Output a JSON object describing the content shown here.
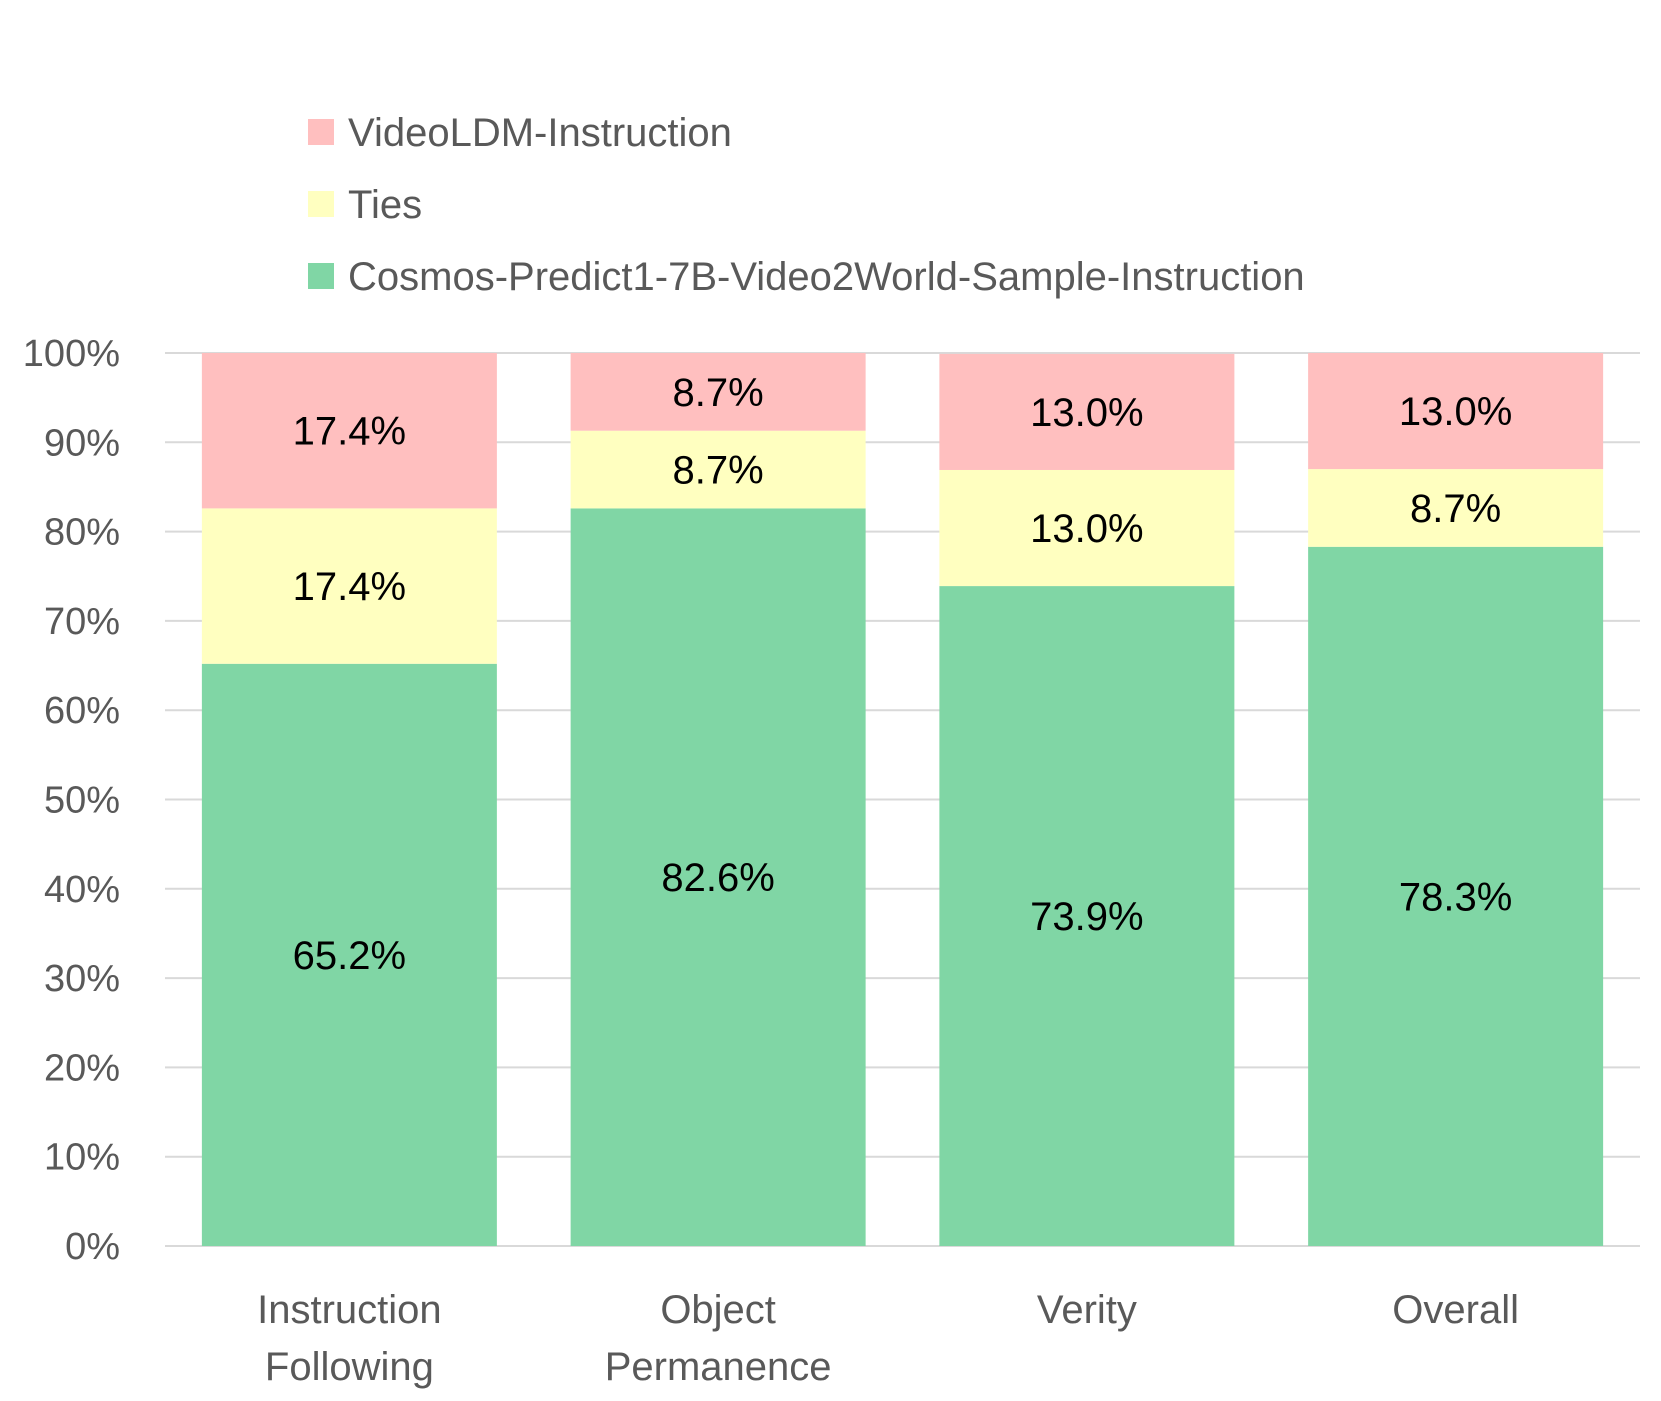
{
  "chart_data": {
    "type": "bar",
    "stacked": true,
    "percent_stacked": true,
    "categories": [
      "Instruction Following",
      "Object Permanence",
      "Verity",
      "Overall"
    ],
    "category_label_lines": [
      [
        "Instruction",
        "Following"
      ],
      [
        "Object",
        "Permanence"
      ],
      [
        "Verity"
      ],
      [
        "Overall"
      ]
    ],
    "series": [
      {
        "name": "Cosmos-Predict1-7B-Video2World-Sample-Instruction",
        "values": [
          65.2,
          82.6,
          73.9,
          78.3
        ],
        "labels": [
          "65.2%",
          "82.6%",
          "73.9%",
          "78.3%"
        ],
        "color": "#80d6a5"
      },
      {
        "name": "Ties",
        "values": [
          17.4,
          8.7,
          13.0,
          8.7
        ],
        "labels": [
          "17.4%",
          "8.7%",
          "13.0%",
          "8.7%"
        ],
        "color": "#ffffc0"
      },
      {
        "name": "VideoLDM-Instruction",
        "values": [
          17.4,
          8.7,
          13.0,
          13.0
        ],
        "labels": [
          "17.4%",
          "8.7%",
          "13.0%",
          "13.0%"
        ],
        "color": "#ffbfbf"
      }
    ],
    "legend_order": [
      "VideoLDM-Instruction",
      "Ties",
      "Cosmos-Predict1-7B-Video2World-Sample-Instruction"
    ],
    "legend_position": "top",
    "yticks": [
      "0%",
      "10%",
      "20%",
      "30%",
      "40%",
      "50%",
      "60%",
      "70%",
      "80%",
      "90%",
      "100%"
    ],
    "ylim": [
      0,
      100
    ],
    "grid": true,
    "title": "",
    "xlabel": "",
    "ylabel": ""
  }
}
_ _ _ _ _ _ _
== EXERCISE GOAL ==
Images should not appear in the copy; retype the listing above exactly.

== SOLUTION TO THE EXERCISE ==
Output a JSON object describing the content shown here.
{
  "chart_data": {
    "type": "bar",
    "stacked": true,
    "percent_stacked": true,
    "categories": [
      "Instruction Following",
      "Object Permanence",
      "Verity",
      "Overall"
    ],
    "category_label_lines": [
      [
        "Instruction",
        "Following"
      ],
      [
        "Object",
        "Permanence"
      ],
      [
        "Verity"
      ],
      [
        "Overall"
      ]
    ],
    "series": [
      {
        "name": "Cosmos-Predict1-7B-Video2World-Sample-Instruction",
        "values": [
          65.2,
          82.6,
          73.9,
          78.3
        ],
        "labels": [
          "65.2%",
          "82.6%",
          "73.9%",
          "78.3%"
        ],
        "color": "#80d6a5"
      },
      {
        "name": "Ties",
        "values": [
          17.4,
          8.7,
          13.0,
          8.7
        ],
        "labels": [
          "17.4%",
          "8.7%",
          "13.0%",
          "8.7%"
        ],
        "color": "#ffffc0"
      },
      {
        "name": "VideoLDM-Instruction",
        "values": [
          17.4,
          8.7,
          13.0,
          13.0
        ],
        "labels": [
          "17.4%",
          "8.7%",
          "13.0%",
          "13.0%"
        ],
        "color": "#ffbfbf"
      }
    ],
    "legend_order": [
      "VideoLDM-Instruction",
      "Ties",
      "Cosmos-Predict1-7B-Video2World-Sample-Instruction"
    ],
    "legend_position": "top",
    "yticks": [
      "0%",
      "10%",
      "20%",
      "30%",
      "40%",
      "50%",
      "60%",
      "70%",
      "80%",
      "90%",
      "100%"
    ],
    "ylim": [
      0,
      100
    ],
    "grid": true,
    "title": "",
    "xlabel": "",
    "ylabel": ""
  }
}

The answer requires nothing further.